(Stored data)
----
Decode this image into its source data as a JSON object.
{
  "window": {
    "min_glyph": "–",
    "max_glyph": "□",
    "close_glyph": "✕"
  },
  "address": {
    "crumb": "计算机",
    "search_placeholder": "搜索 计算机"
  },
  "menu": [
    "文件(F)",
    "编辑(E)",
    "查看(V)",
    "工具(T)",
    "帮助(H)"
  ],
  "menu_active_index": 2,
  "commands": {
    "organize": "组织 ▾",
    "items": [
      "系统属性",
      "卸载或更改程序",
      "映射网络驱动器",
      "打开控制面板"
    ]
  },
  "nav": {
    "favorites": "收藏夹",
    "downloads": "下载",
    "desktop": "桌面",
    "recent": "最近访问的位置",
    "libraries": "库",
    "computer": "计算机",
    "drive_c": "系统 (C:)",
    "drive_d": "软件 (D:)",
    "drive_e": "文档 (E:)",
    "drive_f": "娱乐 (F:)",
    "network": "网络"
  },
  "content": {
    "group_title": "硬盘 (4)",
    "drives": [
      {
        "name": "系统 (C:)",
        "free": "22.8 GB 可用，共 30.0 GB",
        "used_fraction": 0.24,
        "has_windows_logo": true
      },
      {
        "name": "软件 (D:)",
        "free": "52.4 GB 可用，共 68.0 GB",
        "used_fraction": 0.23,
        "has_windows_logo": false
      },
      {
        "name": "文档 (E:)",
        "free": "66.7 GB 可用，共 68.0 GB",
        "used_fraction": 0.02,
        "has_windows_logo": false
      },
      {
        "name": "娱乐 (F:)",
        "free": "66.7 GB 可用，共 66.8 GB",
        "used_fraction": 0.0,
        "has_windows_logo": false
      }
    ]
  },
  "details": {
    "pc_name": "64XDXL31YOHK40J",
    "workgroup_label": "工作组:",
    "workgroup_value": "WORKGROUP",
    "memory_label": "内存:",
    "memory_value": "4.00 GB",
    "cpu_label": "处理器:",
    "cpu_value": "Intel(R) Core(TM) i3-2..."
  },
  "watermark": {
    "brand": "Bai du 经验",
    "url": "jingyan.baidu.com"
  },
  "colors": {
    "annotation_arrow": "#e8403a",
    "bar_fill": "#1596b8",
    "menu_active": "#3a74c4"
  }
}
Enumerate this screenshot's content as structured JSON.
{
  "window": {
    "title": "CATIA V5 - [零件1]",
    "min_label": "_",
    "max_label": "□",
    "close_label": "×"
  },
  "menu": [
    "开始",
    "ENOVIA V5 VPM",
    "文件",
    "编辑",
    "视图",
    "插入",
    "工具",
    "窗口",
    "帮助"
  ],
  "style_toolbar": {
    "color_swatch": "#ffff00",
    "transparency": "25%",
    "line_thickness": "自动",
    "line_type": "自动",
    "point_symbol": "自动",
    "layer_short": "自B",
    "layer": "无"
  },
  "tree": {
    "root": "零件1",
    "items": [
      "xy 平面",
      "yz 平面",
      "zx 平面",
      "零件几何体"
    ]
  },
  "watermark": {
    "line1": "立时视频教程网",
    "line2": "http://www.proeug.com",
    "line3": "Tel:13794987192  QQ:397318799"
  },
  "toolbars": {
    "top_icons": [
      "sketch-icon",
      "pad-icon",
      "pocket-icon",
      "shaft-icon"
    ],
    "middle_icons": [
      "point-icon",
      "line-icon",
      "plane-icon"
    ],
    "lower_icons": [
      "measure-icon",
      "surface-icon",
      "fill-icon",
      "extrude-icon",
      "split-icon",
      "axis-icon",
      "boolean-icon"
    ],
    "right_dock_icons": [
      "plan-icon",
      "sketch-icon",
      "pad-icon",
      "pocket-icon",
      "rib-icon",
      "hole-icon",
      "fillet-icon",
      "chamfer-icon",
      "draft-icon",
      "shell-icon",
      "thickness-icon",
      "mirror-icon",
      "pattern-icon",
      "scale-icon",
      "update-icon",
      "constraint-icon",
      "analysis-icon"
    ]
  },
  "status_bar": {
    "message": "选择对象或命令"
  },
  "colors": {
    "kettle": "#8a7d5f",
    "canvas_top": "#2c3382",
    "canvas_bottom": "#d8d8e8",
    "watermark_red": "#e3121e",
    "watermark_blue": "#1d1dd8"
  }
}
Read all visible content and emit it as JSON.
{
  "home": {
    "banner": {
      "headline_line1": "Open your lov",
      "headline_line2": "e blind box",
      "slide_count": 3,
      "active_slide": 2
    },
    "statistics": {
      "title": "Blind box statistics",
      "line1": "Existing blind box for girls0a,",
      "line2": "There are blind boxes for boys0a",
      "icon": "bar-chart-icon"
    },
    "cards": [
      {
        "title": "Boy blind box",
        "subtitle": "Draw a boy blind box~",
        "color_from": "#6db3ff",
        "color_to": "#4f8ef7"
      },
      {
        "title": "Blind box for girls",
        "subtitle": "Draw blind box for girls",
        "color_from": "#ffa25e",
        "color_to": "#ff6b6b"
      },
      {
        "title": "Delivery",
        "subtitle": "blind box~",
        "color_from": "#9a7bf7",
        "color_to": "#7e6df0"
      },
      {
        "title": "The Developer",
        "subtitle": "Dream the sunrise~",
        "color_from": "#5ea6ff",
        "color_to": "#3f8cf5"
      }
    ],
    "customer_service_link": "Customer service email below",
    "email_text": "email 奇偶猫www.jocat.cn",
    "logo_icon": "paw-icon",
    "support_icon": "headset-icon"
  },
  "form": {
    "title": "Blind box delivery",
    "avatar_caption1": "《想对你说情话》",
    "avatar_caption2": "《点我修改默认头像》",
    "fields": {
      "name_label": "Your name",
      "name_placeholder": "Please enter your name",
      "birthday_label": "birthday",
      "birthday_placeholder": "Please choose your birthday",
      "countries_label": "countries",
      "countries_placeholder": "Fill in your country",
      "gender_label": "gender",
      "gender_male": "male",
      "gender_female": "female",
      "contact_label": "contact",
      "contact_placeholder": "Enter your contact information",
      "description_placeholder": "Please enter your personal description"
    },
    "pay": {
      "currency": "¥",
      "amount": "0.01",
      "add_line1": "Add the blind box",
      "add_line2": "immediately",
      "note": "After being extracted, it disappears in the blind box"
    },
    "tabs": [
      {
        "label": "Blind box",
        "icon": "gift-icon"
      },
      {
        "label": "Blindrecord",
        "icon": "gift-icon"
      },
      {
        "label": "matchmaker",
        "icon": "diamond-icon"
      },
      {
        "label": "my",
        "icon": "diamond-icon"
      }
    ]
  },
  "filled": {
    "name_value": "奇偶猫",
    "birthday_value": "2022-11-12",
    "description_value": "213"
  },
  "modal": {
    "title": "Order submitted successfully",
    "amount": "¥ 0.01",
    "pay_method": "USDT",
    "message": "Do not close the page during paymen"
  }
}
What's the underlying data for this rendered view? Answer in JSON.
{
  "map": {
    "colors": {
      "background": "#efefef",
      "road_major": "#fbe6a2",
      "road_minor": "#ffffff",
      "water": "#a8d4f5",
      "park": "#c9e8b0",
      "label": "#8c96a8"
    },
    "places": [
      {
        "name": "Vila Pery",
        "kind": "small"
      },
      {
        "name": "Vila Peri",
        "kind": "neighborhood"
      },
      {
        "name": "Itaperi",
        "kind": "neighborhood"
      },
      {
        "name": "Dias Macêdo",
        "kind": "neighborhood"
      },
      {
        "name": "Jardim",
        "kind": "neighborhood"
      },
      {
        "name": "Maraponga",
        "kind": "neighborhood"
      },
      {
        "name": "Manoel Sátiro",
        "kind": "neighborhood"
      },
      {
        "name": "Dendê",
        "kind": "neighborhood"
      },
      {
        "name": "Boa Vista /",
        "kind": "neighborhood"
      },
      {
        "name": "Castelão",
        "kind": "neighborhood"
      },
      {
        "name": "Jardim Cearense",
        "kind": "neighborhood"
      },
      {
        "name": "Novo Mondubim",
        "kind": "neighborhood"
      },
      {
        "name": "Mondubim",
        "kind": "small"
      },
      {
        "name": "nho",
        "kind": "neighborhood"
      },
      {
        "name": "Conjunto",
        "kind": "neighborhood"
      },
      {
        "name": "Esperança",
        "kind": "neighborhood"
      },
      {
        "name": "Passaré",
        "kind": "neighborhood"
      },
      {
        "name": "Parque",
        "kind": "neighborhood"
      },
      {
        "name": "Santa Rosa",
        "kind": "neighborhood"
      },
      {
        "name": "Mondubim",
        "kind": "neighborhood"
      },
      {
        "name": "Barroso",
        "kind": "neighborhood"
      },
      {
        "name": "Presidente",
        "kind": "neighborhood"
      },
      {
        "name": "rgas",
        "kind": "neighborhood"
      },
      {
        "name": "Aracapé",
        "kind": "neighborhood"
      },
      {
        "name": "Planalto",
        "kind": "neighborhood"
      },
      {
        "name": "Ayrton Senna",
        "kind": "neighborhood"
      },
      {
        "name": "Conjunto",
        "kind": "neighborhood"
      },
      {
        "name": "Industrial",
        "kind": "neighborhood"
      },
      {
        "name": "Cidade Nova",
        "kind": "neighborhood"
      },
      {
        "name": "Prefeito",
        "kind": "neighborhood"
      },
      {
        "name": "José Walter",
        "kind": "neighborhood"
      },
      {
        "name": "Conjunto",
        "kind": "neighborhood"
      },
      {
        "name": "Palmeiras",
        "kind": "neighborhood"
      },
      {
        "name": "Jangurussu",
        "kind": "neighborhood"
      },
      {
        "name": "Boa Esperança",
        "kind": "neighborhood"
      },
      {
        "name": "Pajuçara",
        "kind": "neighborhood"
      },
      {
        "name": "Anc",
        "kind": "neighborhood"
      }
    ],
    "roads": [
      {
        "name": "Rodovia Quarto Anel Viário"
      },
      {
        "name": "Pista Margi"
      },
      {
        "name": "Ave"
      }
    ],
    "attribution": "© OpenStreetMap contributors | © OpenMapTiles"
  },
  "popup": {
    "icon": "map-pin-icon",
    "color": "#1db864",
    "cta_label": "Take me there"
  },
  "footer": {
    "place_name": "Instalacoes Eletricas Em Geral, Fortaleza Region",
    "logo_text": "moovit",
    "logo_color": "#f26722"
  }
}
----
Track down every line holding the string "contact" and copy it.

      "contact_label": "contact",
      "contact_placeholder": "Enter your contact information",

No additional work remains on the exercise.